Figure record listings
# # # #

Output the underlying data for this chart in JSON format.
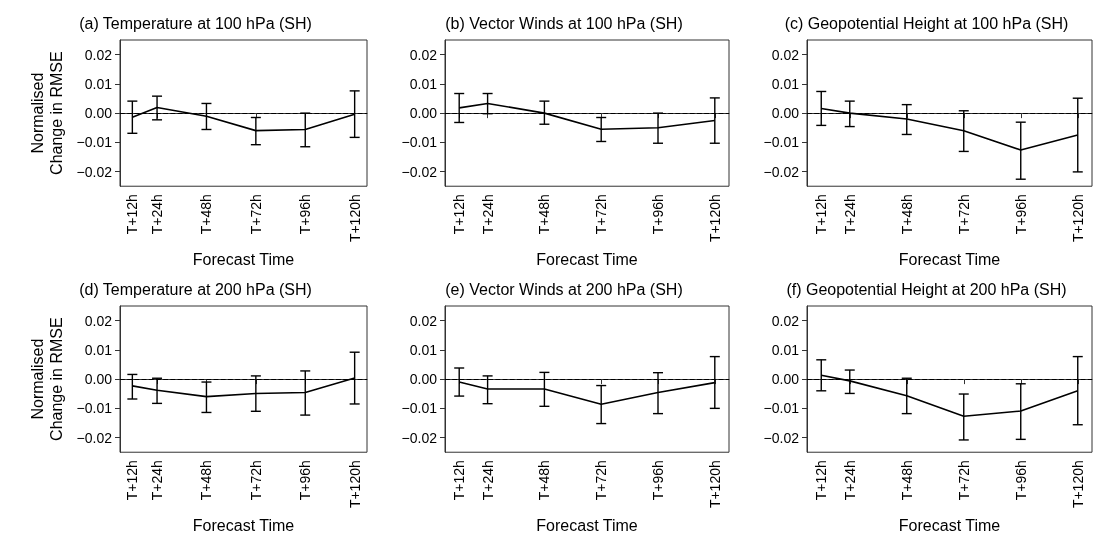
{
  "chart_data": [
    {
      "type": "line",
      "title": "(a) Temperature at 100 hPa (SH)",
      "xlabel": "Forecast Time",
      "ylabel": "Normalised\nChange in RMSE",
      "categories": [
        "T+12h",
        "T+24h",
        null,
        "T+48h",
        null,
        "T+72h",
        null,
        "T+96h",
        null,
        "T+120h"
      ],
      "ylim": [
        -0.025,
        0.025
      ],
      "yticks": [
        {
          "value": -0.02,
          "label": "−0.02"
        },
        {
          "value": -0.01,
          "label": "−0.01"
        },
        {
          "value": 0,
          "label": "0.00"
        },
        {
          "value": 0.01,
          "label": "0.01"
        },
        {
          "value": 0.02,
          "label": "0.02"
        }
      ],
      "grid": false,
      "marker": "none",
      "line_style": "solid",
      "ref_lines": [
        {
          "axis": "y",
          "value": 0,
          "line_style": "dashed",
          "color": "#000000"
        }
      ],
      "series": [
        {
          "color": "#000000",
          "values": [
            -0.0014,
            0.0019,
            null,
            -0.0011,
            null,
            -0.006,
            null,
            -0.0056,
            null,
            -0.0004
          ],
          "errors": [
            [
              -0.0069,
              0.0041
            ],
            [
              -0.0023,
              0.0058
            ],
            null,
            [
              -0.0056,
              0.0033
            ],
            null,
            [
              -0.0108,
              -0.0015
            ],
            null,
            [
              -0.0115,
              0.0
            ],
            null,
            [
              -0.0083,
              0.0076
            ]
          ]
        }
      ]
    },
    {
      "type": "line",
      "title": "(b) Vector Winds at 100 hPa (SH)",
      "xlabel": "Forecast Time",
      "categories": [
        "T+12h",
        "T+24h",
        null,
        "T+48h",
        null,
        "T+72h",
        null,
        "T+96h",
        null,
        "T+120h"
      ],
      "ylim": [
        -0.025,
        0.025
      ],
      "yticks": [
        {
          "value": -0.02,
          "label": "−0.02"
        },
        {
          "value": -0.01,
          "label": "−0.01"
        },
        {
          "value": 0,
          "label": "0.00"
        },
        {
          "value": 0.01,
          "label": "0.01"
        },
        {
          "value": 0.02,
          "label": "0.02"
        }
      ],
      "grid": false,
      "marker": "none",
      "line_style": "solid",
      "ref_lines": [
        {
          "axis": "y",
          "value": 0,
          "line_style": "dashed",
          "color": "#000000"
        }
      ],
      "series": [
        {
          "color": "#000000",
          "values": [
            0.0018,
            0.0033,
            null,
            0.0,
            null,
            -0.0055,
            null,
            -0.005,
            null,
            -0.0025
          ],
          "errors": [
            [
              -0.0032,
              0.0067
            ],
            [
              -0.0002,
              0.0067
            ],
            null,
            [
              -0.0038,
              0.0041
            ],
            null,
            [
              -0.0097,
              -0.0015
            ],
            null,
            [
              -0.0103,
              0.0
            ],
            null,
            [
              -0.0103,
              0.0052
            ]
          ]
        }
      ]
    },
    {
      "type": "line",
      "title": "(c) Geopotential Height at 100 hPa (SH)",
      "xlabel": "Forecast Time",
      "categories": [
        "T+12h",
        "T+24h",
        null,
        "T+48h",
        null,
        "T+72h",
        null,
        "T+96h",
        null,
        "T+120h"
      ],
      "ylim": [
        -0.025,
        0.025
      ],
      "yticks": [
        {
          "value": -0.02,
          "label": "−0.02"
        },
        {
          "value": -0.01,
          "label": "−0.01"
        },
        {
          "value": 0,
          "label": "0.00"
        },
        {
          "value": 0.01,
          "label": "0.01"
        },
        {
          "value": 0.02,
          "label": "0.02"
        }
      ],
      "grid": false,
      "marker": "none",
      "line_style": "solid",
      "ref_lines": [
        {
          "axis": "y",
          "value": 0,
          "line_style": "dashed",
          "color": "#000000"
        }
      ],
      "series": [
        {
          "color": "#000000",
          "values": [
            0.0016,
            0.0,
            null,
            -0.002,
            null,
            -0.006,
            null,
            -0.0126,
            null,
            -0.0075
          ],
          "errors": [
            [
              -0.0042,
              0.0074
            ],
            [
              -0.0046,
              0.0041
            ],
            null,
            [
              -0.0073,
              0.0029
            ],
            null,
            [
              -0.0131,
              0.0008
            ],
            null,
            [
              -0.0226,
              -0.0031
            ],
            null,
            [
              -0.0201,
              0.0051
            ]
          ]
        }
      ]
    },
    {
      "type": "line",
      "title": "(d) Temperature at 200 hPa (SH)",
      "xlabel": "Forecast Time",
      "ylabel": "Normalised\nChange in RMSE",
      "categories": [
        "T+12h",
        "T+24h",
        null,
        "T+48h",
        null,
        "T+72h",
        null,
        "T+96h",
        null,
        "T+120h"
      ],
      "ylim": [
        -0.025,
        0.025
      ],
      "yticks": [
        {
          "value": -0.02,
          "label": "−0.02"
        },
        {
          "value": -0.01,
          "label": "−0.01"
        },
        {
          "value": 0,
          "label": "0.00"
        },
        {
          "value": 0.01,
          "label": "0.01"
        },
        {
          "value": 0.02,
          "label": "0.02"
        }
      ],
      "grid": false,
      "marker": "none",
      "line_style": "solid",
      "ref_lines": [
        {
          "axis": "y",
          "value": 0,
          "line_style": "dashed",
          "color": "#000000"
        }
      ],
      "series": [
        {
          "color": "#000000",
          "values": [
            -0.0023,
            -0.0038,
            null,
            -0.006,
            null,
            -0.0049,
            null,
            -0.0046,
            null,
            0.0004
          ],
          "errors": [
            [
              -0.0068,
              0.0016
            ],
            [
              -0.0083,
              0.0003
            ],
            null,
            [
              -0.0114,
              -0.001
            ],
            null,
            [
              -0.011,
              0.0011
            ],
            null,
            [
              -0.0123,
              0.0028
            ],
            null,
            [
              -0.0085,
              0.0092
            ]
          ]
        }
      ]
    },
    {
      "type": "line",
      "title": "(e) Vector Winds at 200 hPa (SH)",
      "xlabel": "Forecast Time",
      "categories": [
        "T+12h",
        "T+24h",
        null,
        "T+48h",
        null,
        "T+72h",
        null,
        "T+96h",
        null,
        "T+120h"
      ],
      "ylim": [
        -0.025,
        0.025
      ],
      "yticks": [
        {
          "value": -0.02,
          "label": "−0.02"
        },
        {
          "value": -0.01,
          "label": "−0.01"
        },
        {
          "value": 0,
          "label": "0.00"
        },
        {
          "value": 0.01,
          "label": "0.01"
        },
        {
          "value": 0.02,
          "label": "0.02"
        }
      ],
      "grid": false,
      "marker": "none",
      "line_style": "solid",
      "ref_lines": [
        {
          "axis": "y",
          "value": 0,
          "line_style": "dashed",
          "color": "#000000"
        }
      ],
      "series": [
        {
          "color": "#000000",
          "values": [
            -0.001,
            -0.0034,
            null,
            -0.0034,
            null,
            -0.0086,
            null,
            -0.0046,
            null,
            -0.0012
          ],
          "errors": [
            [
              -0.0058,
              0.0038
            ],
            [
              -0.0084,
              0.0011
            ],
            null,
            [
              -0.0093,
              0.0023
            ],
            null,
            [
              -0.0152,
              -0.0022
            ],
            null,
            [
              -0.0118,
              0.0022
            ],
            null,
            [
              -0.01,
              0.0077
            ]
          ]
        }
      ]
    },
    {
      "type": "line",
      "title": "(f) Geopotential Height at 200 hPa (SH)",
      "xlabel": "Forecast Time",
      "categories": [
        "T+12h",
        "T+24h",
        null,
        "T+48h",
        null,
        "T+72h",
        null,
        "T+96h",
        null,
        "T+120h"
      ],
      "ylim": [
        -0.025,
        0.025
      ],
      "yticks": [
        {
          "value": -0.02,
          "label": "−0.02"
        },
        {
          "value": -0.01,
          "label": "−0.01"
        },
        {
          "value": 0,
          "label": "0.00"
        },
        {
          "value": 0.01,
          "label": "0.01"
        },
        {
          "value": 0.02,
          "label": "0.02"
        }
      ],
      "grid": false,
      "marker": "none",
      "line_style": "solid",
      "ref_lines": [
        {
          "axis": "y",
          "value": 0,
          "line_style": "dashed",
          "color": "#000000"
        }
      ],
      "series": [
        {
          "color": "#000000",
          "values": [
            0.0013,
            -0.0006,
            null,
            -0.0057,
            null,
            -0.0127,
            null,
            -0.0109,
            null,
            -0.004
          ],
          "errors": [
            [
              -0.004,
              0.0066
            ],
            [
              -0.0049,
              0.0031
            ],
            null,
            [
              -0.0118,
              0.0003
            ],
            null,
            [
              -0.0208,
              -0.0051
            ],
            null,
            [
              -0.0206,
              -0.0016
            ],
            null,
            [
              -0.0156,
              0.0077
            ]
          ]
        }
      ]
    }
  ]
}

# # # #

» Task goal:
Calculate how many lines of the material include the string "Geopotential", and state that number by itself.

» The answer:
2